#### DATA FOR THIS TASK

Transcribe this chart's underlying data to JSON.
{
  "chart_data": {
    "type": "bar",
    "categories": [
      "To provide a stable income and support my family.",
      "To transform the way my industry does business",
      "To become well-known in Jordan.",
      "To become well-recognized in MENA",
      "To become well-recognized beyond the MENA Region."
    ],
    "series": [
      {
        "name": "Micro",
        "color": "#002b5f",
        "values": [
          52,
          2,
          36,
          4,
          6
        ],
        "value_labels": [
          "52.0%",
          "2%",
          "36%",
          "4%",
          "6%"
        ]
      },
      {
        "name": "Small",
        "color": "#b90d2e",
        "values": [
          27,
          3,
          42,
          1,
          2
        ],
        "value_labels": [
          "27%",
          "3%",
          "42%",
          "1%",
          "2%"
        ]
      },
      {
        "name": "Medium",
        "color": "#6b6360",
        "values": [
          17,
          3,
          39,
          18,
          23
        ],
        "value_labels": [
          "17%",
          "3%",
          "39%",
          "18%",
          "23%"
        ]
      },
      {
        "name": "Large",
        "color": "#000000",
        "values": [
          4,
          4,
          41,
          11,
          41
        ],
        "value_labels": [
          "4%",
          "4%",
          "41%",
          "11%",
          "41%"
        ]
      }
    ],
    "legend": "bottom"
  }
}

########

_TASK DIRECTIONS_
Copy out the material word for word and line for line.

_THE ANSWER_
Transcribe this chart's underlying data to JSON.
{
  "chart_data": {
    "type": "bar",
    "categories": [
      "To provide a stable income and support my family.",
      "To transform the way my industry does business",
      "To become well-known in Jordan.",
      "To become well-recognized in MENA",
      "To become well-recognized beyond the MENA Region."
    ],
    "series": [
      {
        "name": "Micro",
        "color": "#002b5f",
        "values": [
          52,
          2,
          36,
          4,
          6
        ],
        "value_labels": [
          "52.0%",
          "2%",
          "36%",
          "4%",
          "6%"
        ]
      },
      {
        "name": "Small",
        "color": "#b90d2e",
        "values": [
          27,
          3,
          42,
          1,
          2
        ],
        "value_labels": [
          "27%",
          "3%",
          "42%",
          "1%",
          "2%"
        ]
      },
      {
        "name": "Medium",
        "color": "#6b6360",
        "values": [
          17,
          3,
          39,
          18,
          23
        ],
        "value_labels": [
          "17%",
          "3%",
          "39%",
          "18%",
          "23%"
        ]
      },
      {
        "name": "Large",
        "color": "#000000",
        "values": [
          4,
          4,
          41,
          11,
          41
        ],
        "value_labels": [
          "4%",
          "4%",
          "41%",
          "11%",
          "41%"
        ]
      }
    ],
    "legend": "bottom"
  }
}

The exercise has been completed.